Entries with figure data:
####################
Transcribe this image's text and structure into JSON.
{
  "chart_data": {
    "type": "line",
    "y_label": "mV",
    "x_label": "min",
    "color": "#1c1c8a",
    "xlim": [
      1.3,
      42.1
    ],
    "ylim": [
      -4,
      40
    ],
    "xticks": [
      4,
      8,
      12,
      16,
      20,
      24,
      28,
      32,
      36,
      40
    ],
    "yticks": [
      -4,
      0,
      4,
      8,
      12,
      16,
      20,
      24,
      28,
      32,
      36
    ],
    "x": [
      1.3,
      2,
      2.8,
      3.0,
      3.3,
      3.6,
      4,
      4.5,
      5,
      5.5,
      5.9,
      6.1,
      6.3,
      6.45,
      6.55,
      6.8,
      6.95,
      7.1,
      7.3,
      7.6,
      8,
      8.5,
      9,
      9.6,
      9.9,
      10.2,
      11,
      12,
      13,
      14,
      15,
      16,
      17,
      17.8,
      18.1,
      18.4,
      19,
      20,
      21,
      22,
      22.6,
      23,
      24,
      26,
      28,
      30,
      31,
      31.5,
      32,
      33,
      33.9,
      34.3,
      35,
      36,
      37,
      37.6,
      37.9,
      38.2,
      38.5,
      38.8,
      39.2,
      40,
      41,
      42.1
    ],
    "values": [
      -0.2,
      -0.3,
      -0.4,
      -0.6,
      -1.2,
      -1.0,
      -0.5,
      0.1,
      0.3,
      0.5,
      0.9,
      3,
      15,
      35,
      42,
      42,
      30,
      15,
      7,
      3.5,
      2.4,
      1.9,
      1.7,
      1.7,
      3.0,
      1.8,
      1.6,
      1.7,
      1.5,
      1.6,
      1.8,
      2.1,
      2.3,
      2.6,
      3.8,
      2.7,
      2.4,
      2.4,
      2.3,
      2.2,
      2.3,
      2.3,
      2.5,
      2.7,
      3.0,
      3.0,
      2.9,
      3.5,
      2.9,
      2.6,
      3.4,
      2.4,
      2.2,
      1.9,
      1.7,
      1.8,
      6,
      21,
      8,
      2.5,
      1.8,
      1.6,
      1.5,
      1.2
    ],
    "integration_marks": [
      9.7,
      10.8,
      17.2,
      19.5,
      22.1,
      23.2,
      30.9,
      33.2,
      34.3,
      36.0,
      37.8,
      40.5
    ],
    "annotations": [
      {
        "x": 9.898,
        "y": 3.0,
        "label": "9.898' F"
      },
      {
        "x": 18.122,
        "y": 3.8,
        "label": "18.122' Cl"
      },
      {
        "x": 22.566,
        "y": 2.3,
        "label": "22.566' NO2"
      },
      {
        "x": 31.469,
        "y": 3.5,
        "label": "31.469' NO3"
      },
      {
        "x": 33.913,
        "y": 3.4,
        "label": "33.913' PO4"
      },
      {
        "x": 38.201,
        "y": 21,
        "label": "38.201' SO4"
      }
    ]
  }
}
####################
_REQUIREMENT_: Without changing a word, restate the whole listing.

_OUTPUT OF THE EXERCISE_:
Transcribe this image's text and structure into JSON.
{
  "chart_data": {
    "type": "line",
    "y_label": "mV",
    "x_label": "min",
    "color": "#1c1c8a",
    "xlim": [
      1.3,
      42.1
    ],
    "ylim": [
      -4,
      40
    ],
    "xticks": [
      4,
      8,
      12,
      16,
      20,
      24,
      28,
      32,
      36,
      40
    ],
    "yticks": [
      -4,
      0,
      4,
      8,
      12,
      16,
      20,
      24,
      28,
      32,
      36
    ],
    "x": [
      1.3,
      2,
      2.8,
      3.0,
      3.3,
      3.6,
      4,
      4.5,
      5,
      5.5,
      5.9,
      6.1,
      6.3,
      6.45,
      6.55,
      6.8,
      6.95,
      7.1,
      7.3,
      7.6,
      8,
      8.5,
      9,
      9.6,
      9.9,
      10.2,
      11,
      12,
      13,
      14,
      15,
      16,
      17,
      17.8,
      18.1,
      18.4,
      19,
      20,
      21,
      22,
      22.6,
      23,
      24,
      26,
      28,
      30,
      31,
      31.5,
      32,
      33,
      33.9,
      34.3,
      35,
      36,
      37,
      37.6,
      37.9,
      38.2,
      38.5,
      38.8,
      39.2,
      40,
      41,
      42.1
    ],
    "values": [
      -0.2,
      -0.3,
      -0.4,
      -0.6,
      -1.2,
      -1.0,
      -0.5,
      0.1,
      0.3,
      0.5,
      0.9,
      3,
      15,
      35,
      42,
      42,
      30,
      15,
      7,
      3.5,
      2.4,
      1.9,
      1.7,
      1.7,
      3.0,
      1.8,
      1.6,
      1.7,
      1.5,
      1.6,
      1.8,
      2.1,
      2.3,
      2.6,
      3.8,
      2.7,
      2.4,
      2.4,
      2.3,
      2.2,
      2.3,
      2.3,
      2.5,
      2.7,
      3.0,
      3.0,
      2.9,
      3.5,
      2.9,
      2.6,
      3.4,
      2.4,
      2.2,
      1.9,
      1.7,
      1.8,
      6,
      21,
      8,
      2.5,
      1.8,
      1.6,
      1.5,
      1.2
    ],
    "integration_marks": [
      9.7,
      10.8,
      17.2,
      19.5,
      22.1,
      23.2,
      30.9,
      33.2,
      34.3,
      36.0,
      37.8,
      40.5
    ],
    "annotations": [
      {
        "x": 9.898,
        "y": 3.0,
        "label": "9.898' F"
      },
      {
        "x": 18.122,
        "y": 3.8,
        "label": "18.122' Cl"
      },
      {
        "x": 22.566,
        "y": 2.3,
        "label": "22.566' NO2"
      },
      {
        "x": 31.469,
        "y": 3.5,
        "label": "31.469' NO3"
      },
      {
        "x": 33.913,
        "y": 3.4,
        "label": "33.913' PO4"
      },
      {
        "x": 38.201,
        "y": 21,
        "label": "38.201' SO4"
      }
    ]
  }
}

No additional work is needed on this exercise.